:: What is needed ::
Where a line below holds the string "RECONSTRUCTION", copy that line.
○ ○ ○ ○ ○
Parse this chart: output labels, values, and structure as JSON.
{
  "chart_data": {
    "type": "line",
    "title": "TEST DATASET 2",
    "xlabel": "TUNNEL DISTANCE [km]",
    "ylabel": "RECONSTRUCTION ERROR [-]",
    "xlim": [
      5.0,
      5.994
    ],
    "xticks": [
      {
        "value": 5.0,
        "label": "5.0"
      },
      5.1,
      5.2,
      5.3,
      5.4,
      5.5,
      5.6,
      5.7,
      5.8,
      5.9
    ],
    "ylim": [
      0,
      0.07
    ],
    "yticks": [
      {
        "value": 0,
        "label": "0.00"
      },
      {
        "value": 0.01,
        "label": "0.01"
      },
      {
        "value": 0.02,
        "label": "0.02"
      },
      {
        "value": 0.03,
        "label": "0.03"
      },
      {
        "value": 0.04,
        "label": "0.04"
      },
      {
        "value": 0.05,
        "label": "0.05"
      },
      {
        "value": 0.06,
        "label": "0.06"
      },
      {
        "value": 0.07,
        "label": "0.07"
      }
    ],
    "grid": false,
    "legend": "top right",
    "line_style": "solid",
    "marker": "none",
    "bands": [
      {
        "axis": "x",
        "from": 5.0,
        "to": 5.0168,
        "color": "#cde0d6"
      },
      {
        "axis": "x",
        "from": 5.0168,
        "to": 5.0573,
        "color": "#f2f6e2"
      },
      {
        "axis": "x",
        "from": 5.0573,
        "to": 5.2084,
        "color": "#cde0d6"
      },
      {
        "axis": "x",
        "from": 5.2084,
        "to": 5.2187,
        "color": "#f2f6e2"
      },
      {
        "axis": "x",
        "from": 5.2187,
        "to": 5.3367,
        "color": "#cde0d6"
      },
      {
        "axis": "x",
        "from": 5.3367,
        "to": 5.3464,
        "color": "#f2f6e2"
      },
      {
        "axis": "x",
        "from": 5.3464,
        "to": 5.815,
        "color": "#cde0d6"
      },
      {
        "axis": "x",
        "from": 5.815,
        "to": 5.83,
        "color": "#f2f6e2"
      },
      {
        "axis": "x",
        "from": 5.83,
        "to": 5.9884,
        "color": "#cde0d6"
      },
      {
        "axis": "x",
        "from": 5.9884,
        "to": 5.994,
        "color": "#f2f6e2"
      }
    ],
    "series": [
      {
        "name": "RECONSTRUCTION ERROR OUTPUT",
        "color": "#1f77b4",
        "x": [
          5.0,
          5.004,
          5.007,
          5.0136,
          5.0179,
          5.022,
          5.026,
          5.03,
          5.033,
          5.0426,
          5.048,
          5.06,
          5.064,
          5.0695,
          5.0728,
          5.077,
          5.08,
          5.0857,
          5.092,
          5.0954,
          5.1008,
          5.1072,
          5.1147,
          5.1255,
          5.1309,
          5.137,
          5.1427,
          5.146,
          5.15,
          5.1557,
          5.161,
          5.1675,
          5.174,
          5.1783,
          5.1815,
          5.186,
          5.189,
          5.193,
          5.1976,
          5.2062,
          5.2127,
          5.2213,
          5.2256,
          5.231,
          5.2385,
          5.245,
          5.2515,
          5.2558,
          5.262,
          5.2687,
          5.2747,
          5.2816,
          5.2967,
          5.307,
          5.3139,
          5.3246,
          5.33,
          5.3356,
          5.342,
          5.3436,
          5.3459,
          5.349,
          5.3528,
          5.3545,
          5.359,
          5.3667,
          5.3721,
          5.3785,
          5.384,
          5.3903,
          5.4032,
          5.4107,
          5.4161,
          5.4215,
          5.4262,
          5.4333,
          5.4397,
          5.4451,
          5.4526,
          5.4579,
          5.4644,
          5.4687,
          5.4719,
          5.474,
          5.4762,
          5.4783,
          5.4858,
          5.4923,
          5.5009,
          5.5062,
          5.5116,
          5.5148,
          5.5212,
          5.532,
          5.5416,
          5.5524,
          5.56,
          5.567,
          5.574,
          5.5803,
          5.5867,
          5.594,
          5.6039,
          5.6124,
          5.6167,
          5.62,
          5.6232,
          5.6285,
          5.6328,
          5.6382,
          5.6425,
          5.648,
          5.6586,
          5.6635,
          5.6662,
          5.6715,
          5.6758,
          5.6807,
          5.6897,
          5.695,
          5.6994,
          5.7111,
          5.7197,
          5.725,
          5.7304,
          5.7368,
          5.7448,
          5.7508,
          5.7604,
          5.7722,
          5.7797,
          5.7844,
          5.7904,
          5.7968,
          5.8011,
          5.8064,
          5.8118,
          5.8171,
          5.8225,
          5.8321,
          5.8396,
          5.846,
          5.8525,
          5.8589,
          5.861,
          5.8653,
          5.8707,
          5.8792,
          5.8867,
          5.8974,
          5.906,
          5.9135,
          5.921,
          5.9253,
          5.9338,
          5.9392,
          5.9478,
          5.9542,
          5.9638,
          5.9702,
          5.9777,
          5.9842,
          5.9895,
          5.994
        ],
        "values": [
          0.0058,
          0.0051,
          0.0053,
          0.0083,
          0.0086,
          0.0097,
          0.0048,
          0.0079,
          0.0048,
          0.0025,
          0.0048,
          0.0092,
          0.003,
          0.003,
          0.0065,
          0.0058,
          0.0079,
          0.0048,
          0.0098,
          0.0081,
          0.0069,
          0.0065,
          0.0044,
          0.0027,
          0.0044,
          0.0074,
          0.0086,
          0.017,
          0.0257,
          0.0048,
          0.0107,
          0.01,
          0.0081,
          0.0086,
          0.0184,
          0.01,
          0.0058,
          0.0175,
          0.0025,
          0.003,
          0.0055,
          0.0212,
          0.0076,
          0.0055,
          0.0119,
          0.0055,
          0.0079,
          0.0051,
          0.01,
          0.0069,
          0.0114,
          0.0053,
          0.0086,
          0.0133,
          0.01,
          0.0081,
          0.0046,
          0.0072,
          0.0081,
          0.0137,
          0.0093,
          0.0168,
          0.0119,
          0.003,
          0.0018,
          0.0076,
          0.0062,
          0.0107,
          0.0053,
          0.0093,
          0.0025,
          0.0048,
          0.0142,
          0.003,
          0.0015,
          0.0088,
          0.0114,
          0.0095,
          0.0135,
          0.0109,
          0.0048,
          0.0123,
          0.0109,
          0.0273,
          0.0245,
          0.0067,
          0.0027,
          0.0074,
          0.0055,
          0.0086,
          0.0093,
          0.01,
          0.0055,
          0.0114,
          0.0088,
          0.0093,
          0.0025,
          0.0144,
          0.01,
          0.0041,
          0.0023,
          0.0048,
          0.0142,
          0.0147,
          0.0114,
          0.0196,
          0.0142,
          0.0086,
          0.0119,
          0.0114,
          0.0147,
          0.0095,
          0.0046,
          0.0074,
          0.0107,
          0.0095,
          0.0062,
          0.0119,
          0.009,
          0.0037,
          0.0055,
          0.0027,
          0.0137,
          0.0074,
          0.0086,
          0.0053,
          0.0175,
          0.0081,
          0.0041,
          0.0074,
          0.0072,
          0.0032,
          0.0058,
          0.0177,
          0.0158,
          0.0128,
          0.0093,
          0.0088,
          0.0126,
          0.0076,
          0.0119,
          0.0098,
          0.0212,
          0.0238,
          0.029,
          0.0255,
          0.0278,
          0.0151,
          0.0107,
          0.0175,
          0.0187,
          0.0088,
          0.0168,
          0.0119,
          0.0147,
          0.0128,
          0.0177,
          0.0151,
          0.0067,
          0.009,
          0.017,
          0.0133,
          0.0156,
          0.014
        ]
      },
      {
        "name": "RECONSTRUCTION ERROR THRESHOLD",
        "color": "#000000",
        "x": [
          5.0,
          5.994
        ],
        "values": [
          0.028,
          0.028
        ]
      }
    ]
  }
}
○ ○ ○ ○ ○
:: Reply to the exercise ::
    "ylabel": "RECONSTRUCTION ERROR [-]",
        "name": "RECONSTRUCTION ERROR OUTPUT",
        "name": "RECONSTRUCTION ERROR THRESHOLD",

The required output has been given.